▶ **Lines of data**:
►

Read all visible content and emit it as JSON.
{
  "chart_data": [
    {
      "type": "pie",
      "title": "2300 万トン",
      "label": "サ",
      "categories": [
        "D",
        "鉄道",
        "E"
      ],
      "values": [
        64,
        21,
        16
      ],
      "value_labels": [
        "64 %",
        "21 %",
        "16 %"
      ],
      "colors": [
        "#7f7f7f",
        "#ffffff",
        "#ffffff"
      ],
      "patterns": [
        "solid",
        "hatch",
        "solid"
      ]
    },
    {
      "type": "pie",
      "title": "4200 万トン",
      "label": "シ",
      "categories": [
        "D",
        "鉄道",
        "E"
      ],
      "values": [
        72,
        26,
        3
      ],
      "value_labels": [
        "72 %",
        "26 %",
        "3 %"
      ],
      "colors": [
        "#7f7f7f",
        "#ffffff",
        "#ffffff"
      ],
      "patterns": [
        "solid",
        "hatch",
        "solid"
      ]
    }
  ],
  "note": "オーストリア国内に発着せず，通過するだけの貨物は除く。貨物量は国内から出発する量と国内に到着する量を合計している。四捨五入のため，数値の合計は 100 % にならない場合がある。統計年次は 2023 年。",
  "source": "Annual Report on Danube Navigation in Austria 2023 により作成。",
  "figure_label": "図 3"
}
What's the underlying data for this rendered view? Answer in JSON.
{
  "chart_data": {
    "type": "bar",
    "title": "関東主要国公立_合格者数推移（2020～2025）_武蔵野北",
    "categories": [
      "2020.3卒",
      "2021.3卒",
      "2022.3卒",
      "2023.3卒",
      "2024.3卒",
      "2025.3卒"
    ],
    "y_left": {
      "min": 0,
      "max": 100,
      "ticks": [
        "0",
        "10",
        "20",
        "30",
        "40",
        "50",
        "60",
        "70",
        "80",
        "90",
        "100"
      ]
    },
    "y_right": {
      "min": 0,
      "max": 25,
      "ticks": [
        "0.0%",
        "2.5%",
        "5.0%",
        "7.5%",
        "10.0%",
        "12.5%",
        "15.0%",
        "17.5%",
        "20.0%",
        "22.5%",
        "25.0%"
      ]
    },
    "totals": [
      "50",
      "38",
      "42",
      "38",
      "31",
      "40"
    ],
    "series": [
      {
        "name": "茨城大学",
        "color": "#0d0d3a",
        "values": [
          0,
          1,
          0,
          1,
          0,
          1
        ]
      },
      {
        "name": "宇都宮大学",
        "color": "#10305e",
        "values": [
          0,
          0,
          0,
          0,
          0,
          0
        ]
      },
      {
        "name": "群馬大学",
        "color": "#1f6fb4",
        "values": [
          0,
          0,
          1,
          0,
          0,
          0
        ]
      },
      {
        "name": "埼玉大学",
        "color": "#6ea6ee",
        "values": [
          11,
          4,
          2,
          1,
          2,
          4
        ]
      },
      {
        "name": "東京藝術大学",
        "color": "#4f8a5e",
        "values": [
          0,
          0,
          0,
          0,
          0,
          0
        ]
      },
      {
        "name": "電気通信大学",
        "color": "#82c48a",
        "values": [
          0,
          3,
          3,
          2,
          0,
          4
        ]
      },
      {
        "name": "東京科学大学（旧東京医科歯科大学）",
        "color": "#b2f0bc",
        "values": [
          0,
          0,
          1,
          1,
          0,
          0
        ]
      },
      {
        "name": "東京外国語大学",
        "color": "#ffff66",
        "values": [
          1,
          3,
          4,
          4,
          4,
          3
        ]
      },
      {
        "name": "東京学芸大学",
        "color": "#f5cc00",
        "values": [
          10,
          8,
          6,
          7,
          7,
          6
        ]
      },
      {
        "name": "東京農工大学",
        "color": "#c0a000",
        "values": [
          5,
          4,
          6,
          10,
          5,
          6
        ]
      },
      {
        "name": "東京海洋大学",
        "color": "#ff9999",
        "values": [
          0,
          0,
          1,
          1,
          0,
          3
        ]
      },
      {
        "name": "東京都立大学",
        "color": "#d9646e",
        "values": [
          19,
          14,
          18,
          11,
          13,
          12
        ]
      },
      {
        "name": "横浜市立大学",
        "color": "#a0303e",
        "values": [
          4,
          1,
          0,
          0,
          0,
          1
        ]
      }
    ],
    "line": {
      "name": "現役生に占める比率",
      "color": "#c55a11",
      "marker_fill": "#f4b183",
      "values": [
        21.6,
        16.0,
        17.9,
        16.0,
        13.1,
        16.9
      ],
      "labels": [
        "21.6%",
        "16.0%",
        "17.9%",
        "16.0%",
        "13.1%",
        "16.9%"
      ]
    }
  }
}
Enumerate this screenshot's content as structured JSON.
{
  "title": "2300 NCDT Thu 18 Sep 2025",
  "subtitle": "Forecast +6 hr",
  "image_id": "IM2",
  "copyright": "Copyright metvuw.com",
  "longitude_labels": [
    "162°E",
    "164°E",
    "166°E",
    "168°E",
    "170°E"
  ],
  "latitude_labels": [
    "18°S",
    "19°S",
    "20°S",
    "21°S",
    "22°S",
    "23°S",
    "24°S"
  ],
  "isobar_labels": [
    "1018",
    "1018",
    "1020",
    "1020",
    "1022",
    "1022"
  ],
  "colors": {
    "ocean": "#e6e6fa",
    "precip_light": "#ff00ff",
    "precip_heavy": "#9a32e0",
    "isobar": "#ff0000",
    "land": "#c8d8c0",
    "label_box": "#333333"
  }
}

◄

▶ **Written instruction**: Reproduce the complete set of lines precisely as supplied.

▶ **Solution for this exercise**:
Read all visible content and emit it as JSON.
{
  "chart_data": [
    {
      "type": "pie",
      "title": "2300 万トン",
      "label": "サ",
      "categories": [
        "D",
        "鉄道",
        "E"
      ],
      "values": [
        64,
        21,
        16
      ],
      "value_labels": [
        "64 %",
        "21 %",
        "16 %"
      ],
      "colors": [
        "#7f7f7f",
        "#ffffff",
        "#ffffff"
      ],
      "patterns": [
        "solid",
        "hatch",
        "solid"
      ]
    },
    {
      "type": "pie",
      "title": "4200 万トン",
      "label": "シ",
      "categories": [
        "D",
        "鉄道",
        "E"
      ],
      "values": [
        72,
        26,
        3
      ],
      "value_labels": [
        "72 %",
        "26 %",
        "3 %"
      ],
      "colors": [
        "#7f7f7f",
        "#ffffff",
        "#ffffff"
      ],
      "patterns": [
        "solid",
        "hatch",
        "solid"
      ]
    }
  ],
  "note": "オーストリア国内に発着せず，通過するだけの貨物は除く。貨物量は国内から出発する量と国内に到着する量を合計している。四捨五入のため，数値の合計は 100 % にならない場合がある。統計年次は 2023 年。",
  "source": "Annual Report on Danube Navigation in Austria 2023 により作成。",
  "figure_label": "図 3"
}
What's the underlying data for this rendered view? Answer in JSON.
{
  "chart_data": {
    "type": "bar",
    "title": "関東主要国公立_合格者数推移（2020～2025）_武蔵野北",
    "categories": [
      "2020.3卒",
      "2021.3卒",
      "2022.3卒",
      "2023.3卒",
      "2024.3卒",
      "2025.3卒"
    ],
    "y_left": {
      "min": 0,
      "max": 100,
      "ticks": [
        "0",
        "10",
        "20",
        "30",
        "40",
        "50",
        "60",
        "70",
        "80",
        "90",
        "100"
      ]
    },
    "y_right": {
      "min": 0,
      "max": 25,
      "ticks": [
        "0.0%",
        "2.5%",
        "5.0%",
        "7.5%",
        "10.0%",
        "12.5%",
        "15.0%",
        "17.5%",
        "20.0%",
        "22.5%",
        "25.0%"
      ]
    },
    "totals": [
      "50",
      "38",
      "42",
      "38",
      "31",
      "40"
    ],
    "series": [
      {
        "name": "茨城大学",
        "color": "#0d0d3a",
        "values": [
          0,
          1,
          0,
          1,
          0,
          1
        ]
      },
      {
        "name": "宇都宮大学",
        "color": "#10305e",
        "values": [
          0,
          0,
          0,
          0,
          0,
          0
        ]
      },
      {
        "name": "群馬大学",
        "color": "#1f6fb4",
        "values": [
          0,
          0,
          1,
          0,
          0,
          0
        ]
      },
      {
        "name": "埼玉大学",
        "color": "#6ea6ee",
        "values": [
          11,
          4,
          2,
          1,
          2,
          4
        ]
      },
      {
        "name": "東京藝術大学",
        "color": "#4f8a5e",
        "values": [
          0,
          0,
          0,
          0,
          0,
          0
        ]
      },
      {
        "name": "電気通信大学",
        "color": "#82c48a",
        "values": [
          0,
          3,
          3,
          2,
          0,
          4
        ]
      },
      {
        "name": "東京科学大学（旧東京医科歯科大学）",
        "color": "#b2f0bc",
        "values": [
          0,
          0,
          1,
          1,
          0,
          0
        ]
      },
      {
        "name": "東京外国語大学",
        "color": "#ffff66",
        "values": [
          1,
          3,
          4,
          4,
          4,
          3
        ]
      },
      {
        "name": "東京学芸大学",
        "color": "#f5cc00",
        "values": [
          10,
          8,
          6,
          7,
          7,
          6
        ]
      },
      {
        "name": "東京農工大学",
        "color": "#c0a000",
        "values": [
          5,
          4,
          6,
          10,
          5,
          6
        ]
      },
      {
        "name": "東京海洋大学",
        "color": "#ff9999",
        "values": [
          0,
          0,
          1,
          1,
          0,
          3
        ]
      },
      {
        "name": "東京都立大学",
        "color": "#d9646e",
        "values": [
          19,
          14,
          18,
          11,
          13,
          12
        ]
      },
      {
        "name": "横浜市立大学",
        "color": "#a0303e",
        "values": [
          4,
          1,
          0,
          0,
          0,
          1
        ]
      }
    ],
    "line": {
      "name": "現役生に占める比率",
      "color": "#c55a11",
      "marker_fill": "#f4b183",
      "values": [
        21.6,
        16.0,
        17.9,
        16.0,
        13.1,
        16.9
      ],
      "labels": [
        "21.6%",
        "16.0%",
        "17.9%",
        "16.0%",
        "13.1%",
        "16.9%"
      ]
    }
  }
}
Enumerate this screenshot's content as structured JSON.
{
  "title": "2300 NCDT Thu 18 Sep 2025",
  "subtitle": "Forecast +6 hr",
  "image_id": "IM2",
  "copyright": "Copyright metvuw.com",
  "longitude_labels": [
    "162°E",
    "164°E",
    "166°E",
    "168°E",
    "170°E"
  ],
  "latitude_labels": [
    "18°S",
    "19°S",
    "20°S",
    "21°S",
    "22°S",
    "23°S",
    "24°S"
  ],
  "isobar_labels": [
    "1018",
    "1018",
    "1020",
    "1020",
    "1022",
    "1022"
  ],
  "colors": {
    "ocean": "#e6e6fa",
    "precip_light": "#ff00ff",
    "precip_heavy": "#9a32e0",
    "isobar": "#ff0000",
    "land": "#c8d8c0",
    "label_box": "#333333"
  }
}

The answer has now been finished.